_EXERCISE INPUT:_
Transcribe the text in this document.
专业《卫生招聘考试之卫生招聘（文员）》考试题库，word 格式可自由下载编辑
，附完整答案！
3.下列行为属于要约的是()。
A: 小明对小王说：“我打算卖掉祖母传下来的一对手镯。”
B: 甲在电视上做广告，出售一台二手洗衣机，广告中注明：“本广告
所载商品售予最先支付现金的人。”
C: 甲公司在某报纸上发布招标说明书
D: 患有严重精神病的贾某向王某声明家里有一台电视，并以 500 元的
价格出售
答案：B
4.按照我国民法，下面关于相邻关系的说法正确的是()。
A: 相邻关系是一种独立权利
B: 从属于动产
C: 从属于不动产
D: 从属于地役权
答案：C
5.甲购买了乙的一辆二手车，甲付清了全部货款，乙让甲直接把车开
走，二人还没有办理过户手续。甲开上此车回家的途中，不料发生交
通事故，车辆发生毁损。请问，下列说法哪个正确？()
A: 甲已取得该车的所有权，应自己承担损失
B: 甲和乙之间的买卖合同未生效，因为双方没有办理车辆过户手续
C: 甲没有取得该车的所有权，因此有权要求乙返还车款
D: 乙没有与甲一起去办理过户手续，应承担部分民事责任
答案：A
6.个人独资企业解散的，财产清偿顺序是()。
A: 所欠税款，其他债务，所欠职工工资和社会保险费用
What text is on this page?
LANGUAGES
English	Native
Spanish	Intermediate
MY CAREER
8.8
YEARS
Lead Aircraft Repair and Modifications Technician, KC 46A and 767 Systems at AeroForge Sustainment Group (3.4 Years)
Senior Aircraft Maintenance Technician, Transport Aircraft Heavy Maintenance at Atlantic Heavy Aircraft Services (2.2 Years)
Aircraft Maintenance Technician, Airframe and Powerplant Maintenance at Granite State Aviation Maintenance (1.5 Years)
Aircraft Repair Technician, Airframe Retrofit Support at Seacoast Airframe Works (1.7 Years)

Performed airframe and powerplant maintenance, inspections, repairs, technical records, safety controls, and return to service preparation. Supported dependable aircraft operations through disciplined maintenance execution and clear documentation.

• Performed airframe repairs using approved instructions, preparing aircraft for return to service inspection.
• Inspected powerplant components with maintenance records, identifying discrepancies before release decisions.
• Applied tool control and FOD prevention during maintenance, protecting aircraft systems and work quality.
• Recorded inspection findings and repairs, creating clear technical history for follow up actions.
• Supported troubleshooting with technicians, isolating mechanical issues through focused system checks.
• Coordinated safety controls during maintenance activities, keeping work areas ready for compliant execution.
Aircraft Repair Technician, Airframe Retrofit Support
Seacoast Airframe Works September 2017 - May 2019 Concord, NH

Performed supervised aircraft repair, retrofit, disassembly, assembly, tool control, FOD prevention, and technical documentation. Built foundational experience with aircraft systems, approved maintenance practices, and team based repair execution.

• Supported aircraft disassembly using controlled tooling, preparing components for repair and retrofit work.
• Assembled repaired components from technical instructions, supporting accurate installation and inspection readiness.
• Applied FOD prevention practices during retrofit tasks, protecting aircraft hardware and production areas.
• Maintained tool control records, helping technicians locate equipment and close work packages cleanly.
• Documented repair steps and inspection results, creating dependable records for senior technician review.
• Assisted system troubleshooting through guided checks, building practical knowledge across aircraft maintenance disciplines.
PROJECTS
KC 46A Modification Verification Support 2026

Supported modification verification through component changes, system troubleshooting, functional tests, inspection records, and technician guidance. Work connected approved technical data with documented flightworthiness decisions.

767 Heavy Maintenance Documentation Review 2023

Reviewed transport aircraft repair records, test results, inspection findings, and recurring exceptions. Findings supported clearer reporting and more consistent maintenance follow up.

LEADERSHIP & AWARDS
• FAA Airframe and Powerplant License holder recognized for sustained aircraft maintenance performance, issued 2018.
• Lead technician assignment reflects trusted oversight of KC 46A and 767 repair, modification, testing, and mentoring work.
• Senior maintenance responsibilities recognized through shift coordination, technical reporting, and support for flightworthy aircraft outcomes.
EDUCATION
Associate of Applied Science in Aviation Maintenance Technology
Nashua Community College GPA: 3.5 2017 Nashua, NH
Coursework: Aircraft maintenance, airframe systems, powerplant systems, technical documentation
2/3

_REQUEST:_ Look through the entries and find each line that has the string "disassembly". Copy those lines.

_FULL SOLUTION:_
Performed supervised aircraft repair, retrofit, disassembly, assembly, tool control, FOD prevention, and technical documentation. Built foundational experience with aircraft systems, approved maintenance practices, and team based repair execution.
• Supported aircraft disassembly using controlled tooling, preparing components for repair and retrofit work.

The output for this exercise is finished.